> _TASK BRIEF_:
Faithfully return all lines, omitting every embedded picture.

### ENTRIES PROVIDED ###

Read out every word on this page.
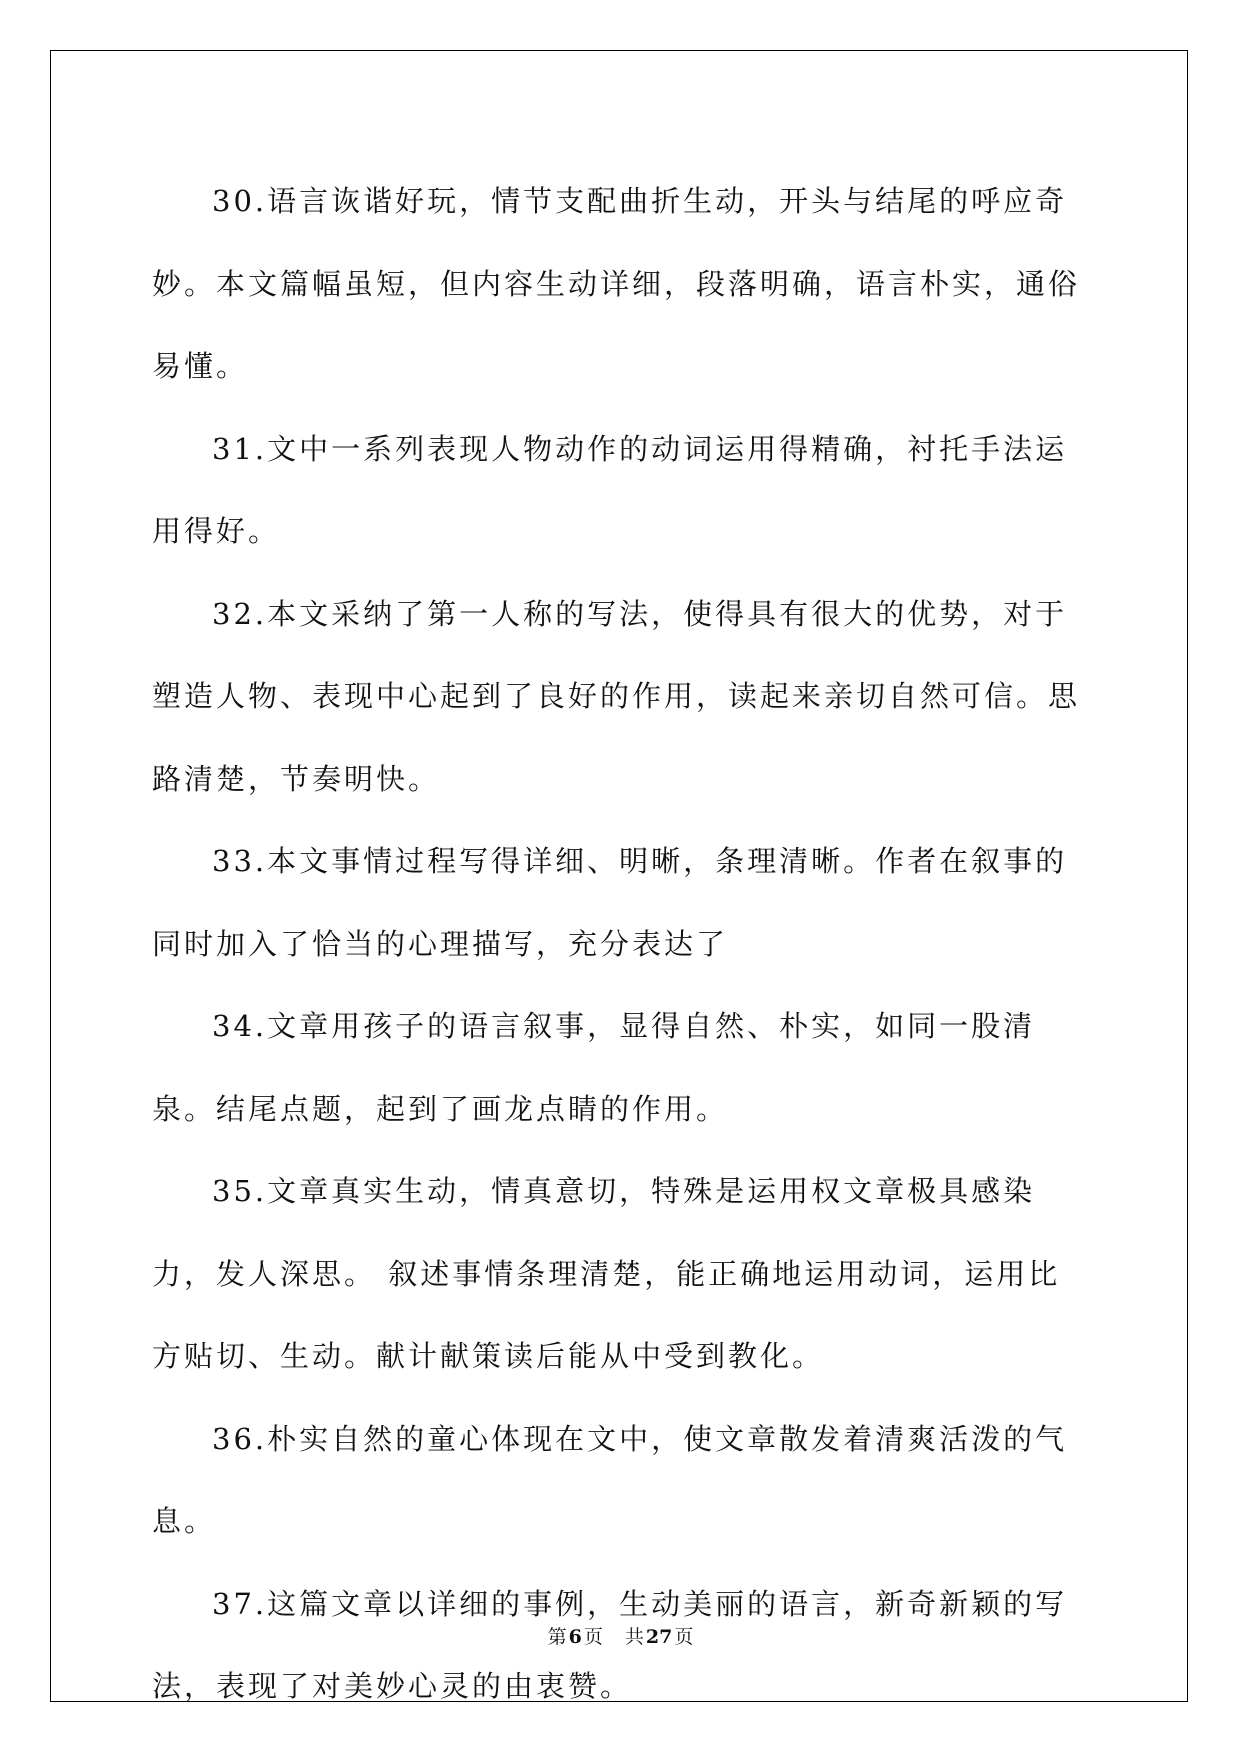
30.语言诙谐好玩，情节支配曲折生动，开头与结尾的呼应奇妙。本文篇幅虽短，但内容生动详细，段落明确，语言朴实，通俗易懂。

31.文中一系列表现人物动作的动词运用得精确，衬托手法运用得好。

32.本文采纳了第一人称的写法，使得具有很大的优势，对于塑造人物、表现中心起到了良好的作用，读起来亲切自然可信。思路清楚，节奏明快。

33.本文事情过程写得详细、明晰，条理清晰。作者在叙事的同时加入了恰当的心理描写，充分表达了

34.文章用孩子的语言叙事，显得自然、朴实，如同一股清泉。结尾点题，起到了画龙点睛的作用。

35.文章真实生动，情真意切，特殊是运用权文章极具感染力，发人深思。 叙述事情条理清楚，能正确地运用动词，运用比方贴切、生动。献计献策读后能从中受到教化。

36.朴实自然的童心体现在文中，使文章散发着清爽活泼的气息。

37.这篇文章以详细的事例，生动美丽的语言，新奇新颖的写法，表现了对美妙心灵的由衷赞。

第 6 页 共 27 页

###

> _ANSWER TO THIS EXERCISE_:
Read out every word on this page.
30.语言诙谐好玩，情节支配曲折生动，开头与结尾的呼应奇妙。本文篇幅虽短，但内容生动详细，段落明确，语言朴实，通俗易懂。

31.文中一系列表现人物动作的动词运用得精确，衬托手法运用得好。

32.本文采纳了第一人称的写法，使得具有很大的优势，对于塑造人物、表现中心起到了良好的作用，读起来亲切自然可信。思路清楚，节奏明快。

33.本文事情过程写得详细、明晰，条理清晰。作者在叙事的同时加入了恰当的心理描写，充分表达了

34.文章用孩子的语言叙事，显得自然、朴实，如同一股清泉。结尾点题，起到了画龙点睛的作用。

35.文章真实生动，情真意切，特殊是运用权文章极具感染力，发人深思。 叙述事情条理清楚，能正确地运用动词，运用比方贴切、生动。献计献策读后能从中受到教化。

36.朴实自然的童心体现在文中，使文章散发着清爽活泼的气息。

37.这篇文章以详细的事例，生动美丽的语言，新奇新颖的写法，表现了对美妙心灵的由衷赞。

第 6 页 共 27 页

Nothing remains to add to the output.